What the task requires: Please write the listing below out again exactly, leaving every picture behind.

-- Begin Record list --

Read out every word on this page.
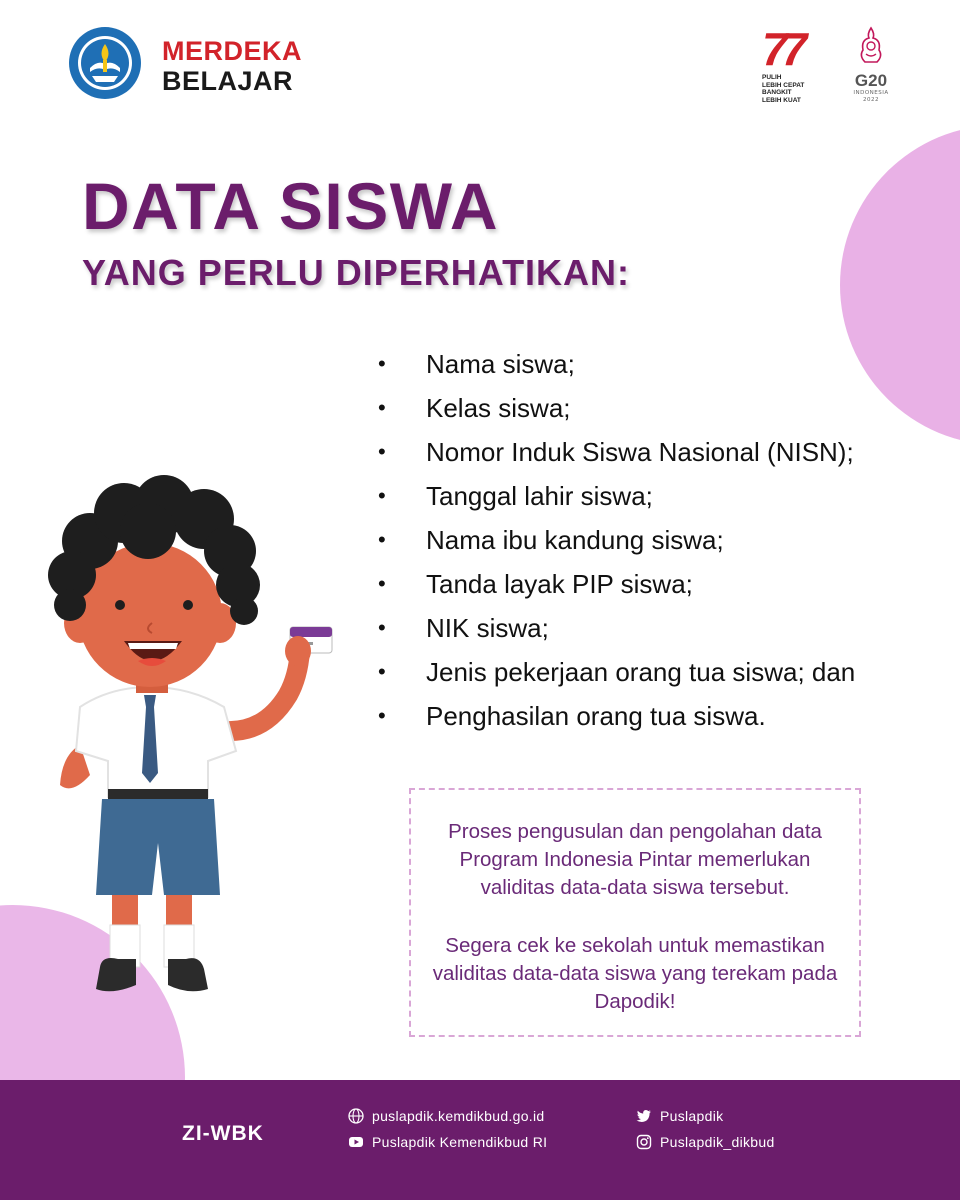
MERDEKA
BELAJAR
77
PULIH
LEBIH CEPAT
BANGKIT
LEBIH KUAT
G20
INDONESIA
2022
DATA SISWA
YANG PERLU DIPERHATIKAN:
• Nama siswa;
• Kelas siswa;
• Nomor Induk Siswa Nasional (NISN);
• Tanggal lahir siswa;
• Nama ibu kandung siswa;
• Tanda layak PIP siswa;
• NIK siswa;
• Jenis pekerjaan orang tua siswa; dan
• Penghasilan orang tua siswa.

Proses pengusulan dan pengolahan data Program Indonesia Pintar memerlukan validitas data-data siswa tersebut.

Segera cek ke sekolah untuk memastikan validitas data-data siswa yang terekam pada Dapodik!

ZI-WBK
puslapdik.kemdikbud.go.id
Puslapdik Kemendikbud RI
Puslapdik
Puslapdik_dikbud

-- End Record list --

Final answer:
Read out every word on this page.
MERDEKA
BELAJAR
77
PULIH
LEBIH CEPAT
BANGKIT
LEBIH KUAT
G20
INDONESIA
2022
DATA SISWA
YANG PERLU DIPERHATIKAN:
• Nama siswa;
• Kelas siswa;
• Nomor Induk Siswa Nasional (NISN);
• Tanggal lahir siswa;
• Nama ibu kandung siswa;
• Tanda layak PIP siswa;
• NIK siswa;
• Jenis pekerjaan orang tua siswa; dan
• Penghasilan orang tua siswa.

Proses pengusulan dan pengolahan data Program Indonesia Pintar memerlukan validitas data-data siswa tersebut.

Segera cek ke sekolah untuk memastikan validitas data-data siswa yang terekam pada Dapodik!

ZI-WBK
puslapdik.kemdikbud.go.id
Puslapdik Kemendikbud RI
Puslapdik
Puslapdik_dikbud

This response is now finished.